Data records

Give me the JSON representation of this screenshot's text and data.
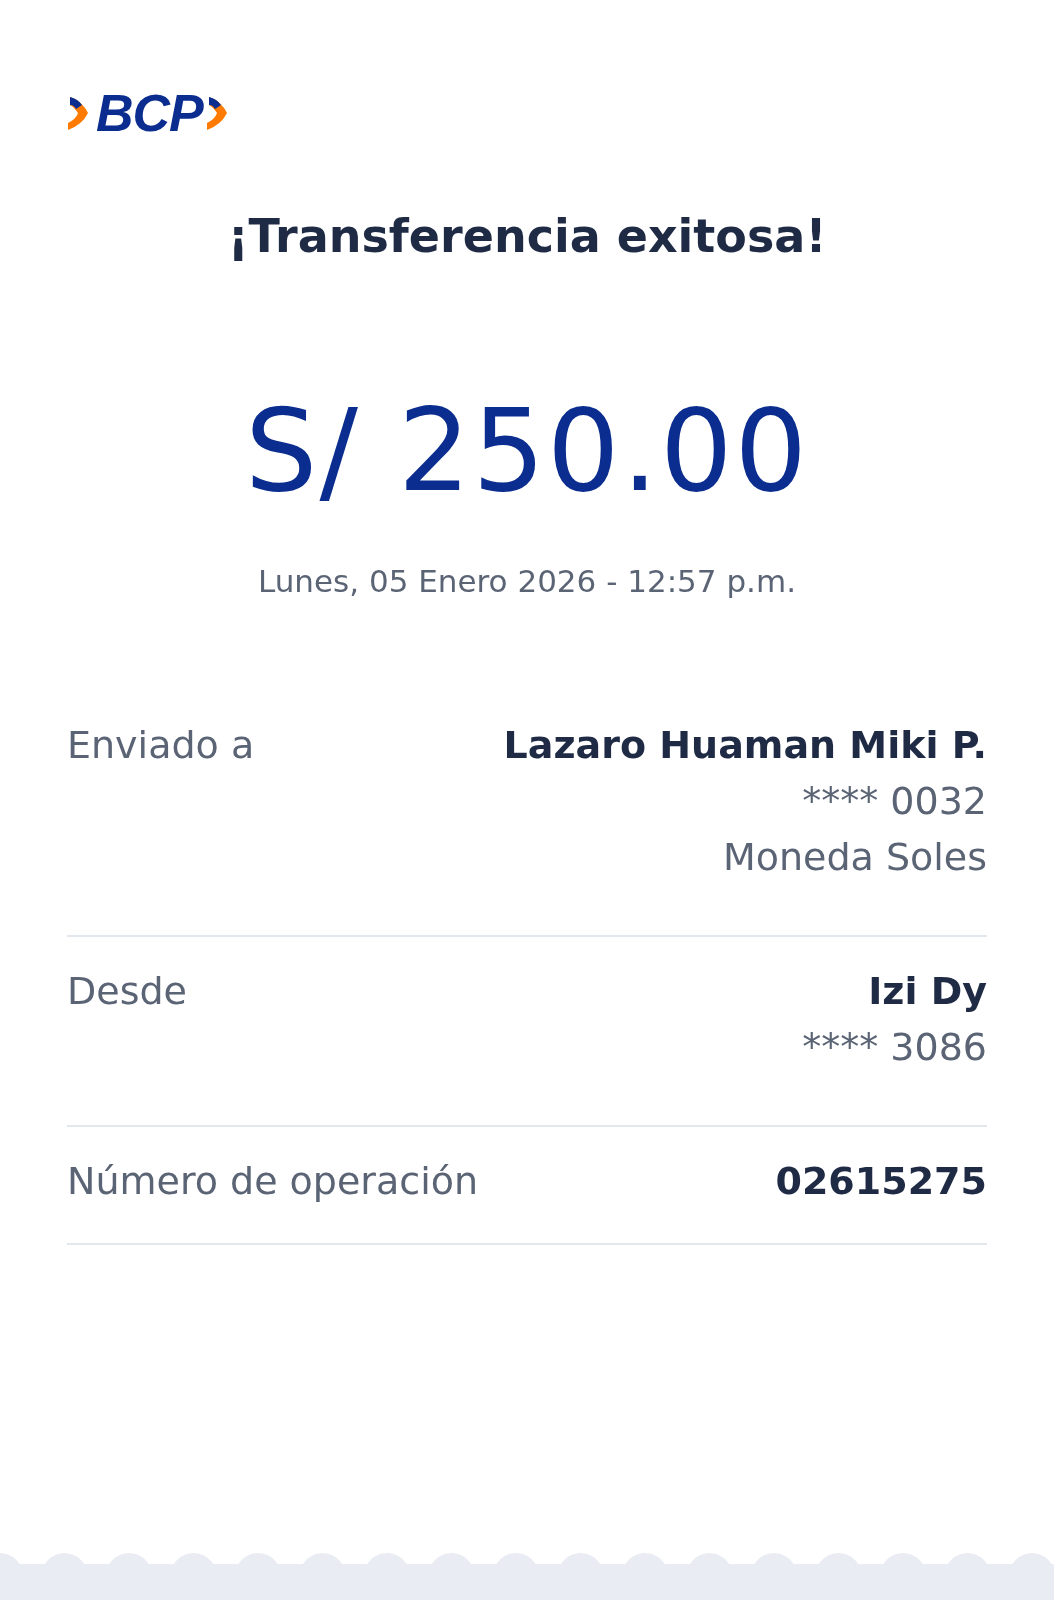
{
  "logo": {
    "text": "BCP"
  },
  "title": "¡Transferencia exitosa!",
  "amount": "S/ 250.00",
  "date": "Lunes, 05 Enero 2026 - 12:57 p.m.",
  "details": [
    {
      "label": "Enviado a",
      "lines": [
        {
          "kind": "primary",
          "text": "Lazaro Huaman Miki P."
        },
        {
          "kind": "secondary",
          "text": "**** 0032"
        },
        {
          "kind": "secondary",
          "text": "Moneda Soles"
        }
      ]
    },
    {
      "label": "Desde",
      "lines": [
        {
          "kind": "primary",
          "text": "Izi Dy"
        },
        {
          "kind": "secondary",
          "text": "**** 3086"
        }
      ]
    },
    {
      "label": "Número de operación",
      "lines": [
        {
          "kind": "primary",
          "text": "02615275"
        }
      ]
    }
  ]
}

**Set exercise:** State the number of lines holding the word "text" in the listing. Add nothing else.

**Task response:** 8